ELENCO COMPITI
[a] Traduci in inglese questa frase dell'estratto su cellulari e salute: «Il ministero promette inoltre continua sorveglianza sul tema.»
[b] Stabilisci se ciascuna affermazione concorda con l'estratto su cellulari e salute. Rispondi sì o no e cita alla lettera le parole decisive: (i) le indicazioni del Ministero della Salute si basano su un parere del 2013; (ii) le ultime risultanze divulgate dall'OMS risalgono al 2016; (iii) gli studi sull'elettromagnetismo sono iniziati negli anni '90.
___ ESTRATTO DELLA PAGINA
Cosa dice il Ministero della Salute
Sebbene il percorso giudiziario che ha portato alla decisione del TAR sia ormai di lungo corso, la situazione non è cambiata troppo. Sul sito del Ministero della Salute le indicazioni sono sempre le stesse, si basano su un parere del 19 marzo 2013 e fanno appello alle ricerche effettuate dall’OMS:
Ad oggi, secondo l’OMS, non è stato dimostrato alcun effetto sanitario avverso causato dall’uso dei telefoni cellulari, ma ulteriori ricerche sono in corso per colmare residue lacune nelle conoscenze.
In particolare, le evidenze scientifiche attualmente disponibili tendono, nel loro complesso, a deporre contro l’ipotesi che l’uso dei telefoni cellulari comporti un incremento del rischio di tumori intracranici. D’altra parte, non sono ancora disponibili osservazioni a distanze superiori ai 15 anni dall’inizio dell’uso e per esposizioni iniziate durate l’infanzia e l’adolescenza. Pertanto, in linea con quanto raccomandato dall’OMS, è opportuno proseguire la sorveglianza epidemiologica dell’andamento dei tumori cerebrali nel tempo e gli studi di coorte prospettici attualmente in corso.
Il ministero promette inoltre continua sorveglianza sul tema. Interessante è il fatto che la questione trovi una sua conclusione proprio mentre il mondo delle reti sta cambiando: con il 5G ormai alle porte, ogni studio dovrà essere ricalibrato sulle nuove tecnologie del mobile e dell’IoT, così che la maggior pervasività e l’utilizzo di nuove frequenze possano essere attentamente studiati in ottica di lungo periodo.
Cosa dice l’OMS
Le ultime risultanze divulgate dall’OMS risalgono al 2014 e ricordano come l’elettromagnetismo sia stato classificato dall’International Agency for Research on Cancer (pdf) tra le possibili cause di carcinoma per l’uomo. Ciò nonostante, tutti gli studi della World Health Organization concludono con l’assenza di risultanze: nessun effetto di breve termine registrato, nessun possibile impatto immediato per la salute, nessun disturbo cerebrale.
Rimane tuttavia un principio di cautela: ad oggi non è dimostrabile che nel lungo periodo i campi elettromagnetici prodotti dalla telefonia mobile non possano avere effetti deleteri sull’organismo, ma tali studi necessitano di periodi molto lunghi per poter raccogliere evidenze statistiche sufficienti. Essendo gli studi sull’elettromagnetismo iniziati soltanto negli anni ’90, ad oggi non è ancora possibile dimostrare – né negare – qualsivoglia correlazione consequenziale.
L’OMS ha nel tempo percorso la strada della prudenza: siccome non si può ancora affermare nulla con certezza, è utile evitare allarmismi così come è cosa intelligente adoperare alcuni piccoli accorgimenti a salvaguardia della propria salute. Tra questi ultimi si consiglia l’uso dell’auricolare per distanziare lo smartphone dal corpo; si consiglia altresì di non tenere i cellulare vicino a sé durante le ore notturne; si consiglia infine alle madri in gravidanza o allattamento di non utilizzare lo smartphone per evitare che il bambino possa essere troppo vicino al relativo campo magnetico. Semplici precauzioni, best-practice quotidiane a costo zero che, se non altro, fungono da elemento coercitivo per stimolare l’informazione e la consapevolezza sul tema.
______
___ RIGHE ESTRATTE
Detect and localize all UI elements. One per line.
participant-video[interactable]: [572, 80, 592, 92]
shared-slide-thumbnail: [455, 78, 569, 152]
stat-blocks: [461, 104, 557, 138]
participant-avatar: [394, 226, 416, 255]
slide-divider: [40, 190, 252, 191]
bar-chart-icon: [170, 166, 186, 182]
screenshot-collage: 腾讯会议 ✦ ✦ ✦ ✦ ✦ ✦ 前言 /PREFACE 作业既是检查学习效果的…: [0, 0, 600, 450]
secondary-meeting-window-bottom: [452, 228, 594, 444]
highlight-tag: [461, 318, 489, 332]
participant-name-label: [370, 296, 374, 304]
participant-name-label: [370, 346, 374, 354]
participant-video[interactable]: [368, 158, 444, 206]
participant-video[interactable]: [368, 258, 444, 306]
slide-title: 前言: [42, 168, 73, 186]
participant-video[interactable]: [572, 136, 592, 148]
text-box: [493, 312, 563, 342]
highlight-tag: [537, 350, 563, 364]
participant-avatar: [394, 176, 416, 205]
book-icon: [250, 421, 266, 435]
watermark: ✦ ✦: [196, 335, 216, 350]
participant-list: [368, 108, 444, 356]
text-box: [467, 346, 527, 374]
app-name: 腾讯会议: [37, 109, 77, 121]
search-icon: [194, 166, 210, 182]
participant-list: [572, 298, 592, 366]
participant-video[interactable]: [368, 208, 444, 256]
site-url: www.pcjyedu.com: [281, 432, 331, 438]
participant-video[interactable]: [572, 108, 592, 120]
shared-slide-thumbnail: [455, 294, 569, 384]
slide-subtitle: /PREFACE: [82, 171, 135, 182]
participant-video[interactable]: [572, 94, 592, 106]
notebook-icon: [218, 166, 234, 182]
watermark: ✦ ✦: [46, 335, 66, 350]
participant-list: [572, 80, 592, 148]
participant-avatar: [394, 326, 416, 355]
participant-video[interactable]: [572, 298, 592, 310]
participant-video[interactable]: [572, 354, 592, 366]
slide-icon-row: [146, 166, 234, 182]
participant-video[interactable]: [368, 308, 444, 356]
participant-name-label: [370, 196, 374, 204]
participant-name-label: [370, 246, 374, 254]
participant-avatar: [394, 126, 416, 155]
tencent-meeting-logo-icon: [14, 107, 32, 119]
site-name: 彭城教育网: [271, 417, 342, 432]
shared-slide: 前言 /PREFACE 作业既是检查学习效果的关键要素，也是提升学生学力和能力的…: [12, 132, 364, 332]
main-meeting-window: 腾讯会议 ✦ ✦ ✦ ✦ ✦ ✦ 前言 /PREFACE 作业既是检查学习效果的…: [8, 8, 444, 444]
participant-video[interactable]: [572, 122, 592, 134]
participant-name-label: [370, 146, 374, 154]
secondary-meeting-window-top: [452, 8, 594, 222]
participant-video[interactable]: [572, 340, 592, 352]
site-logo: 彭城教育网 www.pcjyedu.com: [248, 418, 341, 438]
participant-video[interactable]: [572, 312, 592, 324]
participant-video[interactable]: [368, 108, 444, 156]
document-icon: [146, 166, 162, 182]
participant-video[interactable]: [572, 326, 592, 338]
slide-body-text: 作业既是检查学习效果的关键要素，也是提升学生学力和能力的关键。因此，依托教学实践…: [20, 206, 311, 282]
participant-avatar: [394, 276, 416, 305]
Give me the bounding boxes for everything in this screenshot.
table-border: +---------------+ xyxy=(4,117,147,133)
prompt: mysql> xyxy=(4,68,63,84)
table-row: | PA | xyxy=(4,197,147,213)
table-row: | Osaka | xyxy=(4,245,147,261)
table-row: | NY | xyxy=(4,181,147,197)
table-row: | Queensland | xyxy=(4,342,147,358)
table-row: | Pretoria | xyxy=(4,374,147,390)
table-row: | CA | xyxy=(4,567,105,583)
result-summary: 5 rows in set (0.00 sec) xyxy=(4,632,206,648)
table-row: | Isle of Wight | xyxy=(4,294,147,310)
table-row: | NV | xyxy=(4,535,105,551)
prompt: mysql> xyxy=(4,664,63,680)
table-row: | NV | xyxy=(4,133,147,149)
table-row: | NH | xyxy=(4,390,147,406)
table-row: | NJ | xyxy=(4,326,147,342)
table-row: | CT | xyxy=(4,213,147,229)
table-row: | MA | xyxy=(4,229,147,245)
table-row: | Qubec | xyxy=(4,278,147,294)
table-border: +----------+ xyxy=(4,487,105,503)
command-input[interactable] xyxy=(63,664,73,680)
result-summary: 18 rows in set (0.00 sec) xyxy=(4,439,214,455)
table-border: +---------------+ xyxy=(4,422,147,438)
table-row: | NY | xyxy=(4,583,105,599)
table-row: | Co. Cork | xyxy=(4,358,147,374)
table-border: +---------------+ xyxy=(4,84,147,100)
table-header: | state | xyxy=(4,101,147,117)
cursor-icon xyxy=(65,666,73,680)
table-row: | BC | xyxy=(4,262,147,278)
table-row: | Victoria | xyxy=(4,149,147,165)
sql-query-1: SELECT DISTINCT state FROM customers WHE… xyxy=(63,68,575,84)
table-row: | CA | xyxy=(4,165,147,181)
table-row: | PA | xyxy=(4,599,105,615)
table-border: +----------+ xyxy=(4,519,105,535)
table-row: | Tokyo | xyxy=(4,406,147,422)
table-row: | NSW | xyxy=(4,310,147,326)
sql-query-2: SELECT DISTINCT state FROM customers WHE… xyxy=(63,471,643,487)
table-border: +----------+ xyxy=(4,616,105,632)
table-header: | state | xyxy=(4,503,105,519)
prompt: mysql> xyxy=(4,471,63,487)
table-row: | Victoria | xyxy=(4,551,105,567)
______
RISPOSTE
[a] The ministry also promises continued monitoring of the issue.

[b]
(i) Sì: «si basano su un parere del 19 marzo 2013».
(ii) No: «Le ultime risultanze divulgate dall’OMS risalgono al 2014».
(iii) Sì: «Essendo gli studi sull’elettromagnetismo iniziati soltanto negli anni ’90».